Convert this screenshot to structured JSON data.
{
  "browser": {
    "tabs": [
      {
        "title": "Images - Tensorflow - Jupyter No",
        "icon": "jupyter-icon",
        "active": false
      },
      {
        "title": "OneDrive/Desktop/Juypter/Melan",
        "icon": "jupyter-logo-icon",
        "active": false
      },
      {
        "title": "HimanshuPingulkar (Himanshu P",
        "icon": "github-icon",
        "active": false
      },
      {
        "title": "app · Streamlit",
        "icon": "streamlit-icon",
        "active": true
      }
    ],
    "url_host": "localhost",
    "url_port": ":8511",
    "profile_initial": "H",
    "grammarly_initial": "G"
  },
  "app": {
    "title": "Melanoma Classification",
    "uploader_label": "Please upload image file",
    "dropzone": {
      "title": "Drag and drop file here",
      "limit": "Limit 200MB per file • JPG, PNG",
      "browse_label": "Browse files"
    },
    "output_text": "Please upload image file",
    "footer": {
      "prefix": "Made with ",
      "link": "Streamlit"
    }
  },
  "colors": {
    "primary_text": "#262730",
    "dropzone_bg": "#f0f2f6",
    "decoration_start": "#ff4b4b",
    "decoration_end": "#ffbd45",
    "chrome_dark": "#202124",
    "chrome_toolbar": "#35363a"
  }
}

• [INSTRUCTIONS TO FOLLOW]: Retype every entry word for word.

• [EXPECTED ANSWER]:
Convert this screenshot to structured JSON data.
{
  "browser": {
    "tabs": [
      {
        "title": "Images - Tensorflow - Jupyter No",
        "icon": "jupyter-icon",
        "active": false
      },
      {
        "title": "OneDrive/Desktop/Juypter/Melan",
        "icon": "jupyter-logo-icon",
        "active": false
      },
      {
        "title": "HimanshuPingulkar (Himanshu P",
        "icon": "github-icon",
        "active": false
      },
      {
        "title": "app · Streamlit",
        "icon": "streamlit-icon",
        "active": true
      }
    ],
    "url_host": "localhost",
    "url_port": ":8511",
    "profile_initial": "H",
    "grammarly_initial": "G"
  },
  "app": {
    "title": "Melanoma Classification",
    "uploader_label": "Please upload image file",
    "dropzone": {
      "title": "Drag and drop file here",
      "limit": "Limit 200MB per file • JPG, PNG",
      "browse_label": "Browse files"
    },
    "output_text": "Please upload image file",
    "footer": {
      "prefix": "Made with ",
      "link": "Streamlit"
    }
  },
  "colors": {
    "primary_text": "#262730",
    "dropzone_bg": "#f0f2f6",
    "decoration_start": "#ff4b4b",
    "decoration_end": "#ffbd45",
    "chrome_dark": "#202124",
    "chrome_toolbar": "#35363a"
  }
}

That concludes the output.